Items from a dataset
((
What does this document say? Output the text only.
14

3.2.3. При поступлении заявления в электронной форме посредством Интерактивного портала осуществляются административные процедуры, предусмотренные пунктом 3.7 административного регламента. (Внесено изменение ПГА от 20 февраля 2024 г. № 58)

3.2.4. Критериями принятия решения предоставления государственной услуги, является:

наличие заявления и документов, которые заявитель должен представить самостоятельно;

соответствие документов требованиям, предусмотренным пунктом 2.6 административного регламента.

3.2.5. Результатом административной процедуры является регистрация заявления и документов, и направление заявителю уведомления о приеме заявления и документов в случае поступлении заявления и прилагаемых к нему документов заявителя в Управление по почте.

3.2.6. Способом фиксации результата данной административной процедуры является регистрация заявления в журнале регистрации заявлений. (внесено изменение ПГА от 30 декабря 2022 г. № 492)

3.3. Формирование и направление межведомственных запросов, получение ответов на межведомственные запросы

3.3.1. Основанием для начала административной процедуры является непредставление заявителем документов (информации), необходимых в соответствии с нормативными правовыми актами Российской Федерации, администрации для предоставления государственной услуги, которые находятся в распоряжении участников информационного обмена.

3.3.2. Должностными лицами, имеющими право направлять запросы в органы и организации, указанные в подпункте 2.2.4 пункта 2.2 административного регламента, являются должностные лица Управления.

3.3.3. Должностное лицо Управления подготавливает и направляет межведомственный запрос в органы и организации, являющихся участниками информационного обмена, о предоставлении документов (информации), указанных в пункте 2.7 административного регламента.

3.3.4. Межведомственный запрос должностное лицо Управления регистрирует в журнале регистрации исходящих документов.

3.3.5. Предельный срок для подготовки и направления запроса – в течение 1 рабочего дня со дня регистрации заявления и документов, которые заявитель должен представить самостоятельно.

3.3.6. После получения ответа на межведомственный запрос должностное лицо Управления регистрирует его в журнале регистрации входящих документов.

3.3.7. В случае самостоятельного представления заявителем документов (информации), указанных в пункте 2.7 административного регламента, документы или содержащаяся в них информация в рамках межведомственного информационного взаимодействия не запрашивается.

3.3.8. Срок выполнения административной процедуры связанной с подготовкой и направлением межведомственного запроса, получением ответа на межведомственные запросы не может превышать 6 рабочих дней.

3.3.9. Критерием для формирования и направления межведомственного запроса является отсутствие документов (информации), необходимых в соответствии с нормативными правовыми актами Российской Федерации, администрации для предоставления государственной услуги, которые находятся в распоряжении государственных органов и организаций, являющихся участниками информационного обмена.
))
- **WHAT YOU ARE ASKED TO DO**: In the entries above, find every line with the word "указанных" and list it.

- **SOLUTION TO THE PROBLEM**:
3.3.3. Должностное лицо Управления подготавливает и направляет межведомственный запрос в органы и организации, являющихся участниками информационного обмена, о предоставлении документов (информации), указанных в пункте 2.7 административного регламента.
3.3.7. В случае самостоятельного представления заявителем документов (информации), указанных в пункте 2.7 административного регламента, документы или содержащаяся в них информация в рамках межведомственного информационного взаимодействия не запрашивается.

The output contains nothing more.